Written instruction:
Pictures stay out of your copy, but everything else in the records below must be repeated exactly.

Available data:
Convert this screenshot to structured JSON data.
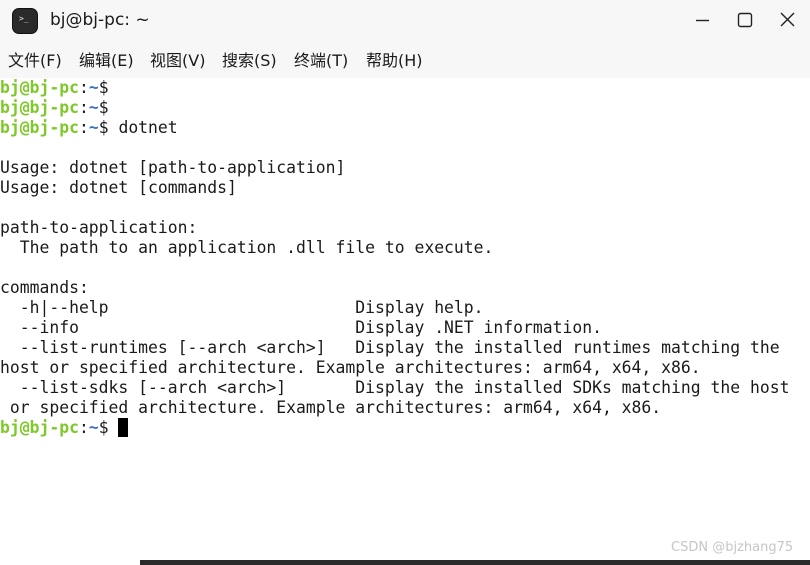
{
  "window": {
    "title": "bj@bj-pc: ~",
    "icon": "terminal-icon",
    "icon_glyph": ">_",
    "controls": [
      "minimize-icon",
      "maximize-icon",
      "close-icon"
    ]
  },
  "menu": {
    "file": "文件(F)",
    "edit": "编辑(E)",
    "view": "视图(V)",
    "search": "搜索(S)",
    "terminal": "终端(T)",
    "help": "帮助(H)"
  },
  "prompt": {
    "user": "bj@bj-pc",
    "sep": ":",
    "path": "~",
    "symbol": "$"
  },
  "lines": {
    "l0": "",
    "l1": "",
    "l2": " dotnet",
    "l4": "Usage: dotnet [path-to-application]",
    "l5": "Usage: dotnet [commands]",
    "l7": "path-to-application:",
    "l8": "  The path to an application .dll file to execute.",
    "l10": "commands:",
    "l11": "  -h|--help                         Display help.",
    "l12": "  --info                            Display .NET information.",
    "l13": "  --list-runtimes [--arch <arch>]   Display the installed runtimes matching the",
    "l14": "host or specified architecture. Example architectures: arm64, x64, x86.",
    "l15": "  --list-sdks [--arch <arch>]       Display the installed SDKs matching the host",
    "l16": " or specified architecture. Example architectures: arm64, x64, x86.",
    "l17": " "
  },
  "watermark": "CSDN @bjzhang75",
  "colors": {
    "prompt_user": "#7ec92a",
    "prompt_path": "#3c6fc9",
    "text": "#1a1a1a",
    "background": "#ffffff",
    "chrome": "#f7f7f7"
  }
}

Task answer:
Convert this screenshot to structured JSON data.
{
  "window": {
    "title": "bj@bj-pc: ~",
    "icon": "terminal-icon",
    "icon_glyph": ">_",
    "controls": [
      "minimize-icon",
      "maximize-icon",
      "close-icon"
    ]
  },
  "menu": {
    "file": "文件(F)",
    "edit": "编辑(E)",
    "view": "视图(V)",
    "search": "搜索(S)",
    "terminal": "终端(T)",
    "help": "帮助(H)"
  },
  "prompt": {
    "user": "bj@bj-pc",
    "sep": ":",
    "path": "~",
    "symbol": "$"
  },
  "lines": {
    "l0": "",
    "l1": "",
    "l2": " dotnet",
    "l4": "Usage: dotnet [path-to-application]",
    "l5": "Usage: dotnet [commands]",
    "l7": "path-to-application:",
    "l8": "  The path to an application .dll file to execute.",
    "l10": "commands:",
    "l11": "  -h|--help                         Display help.",
    "l12": "  --info                            Display .NET information.",
    "l13": "  --list-runtimes [--arch <arch>]   Display the installed runtimes matching the",
    "l14": "host or specified architecture. Example architectures: arm64, x64, x86.",
    "l15": "  --list-sdks [--arch <arch>]       Display the installed SDKs matching the host",
    "l16": " or specified architecture. Example architectures: arm64, x64, x86.",
    "l17": " "
  },
  "watermark": "CSDN @bjzhang75",
  "colors": {
    "prompt_user": "#7ec92a",
    "prompt_path": "#3c6fc9",
    "text": "#1a1a1a",
    "background": "#ffffff",
    "chrome": "#f7f7f7"
  }
}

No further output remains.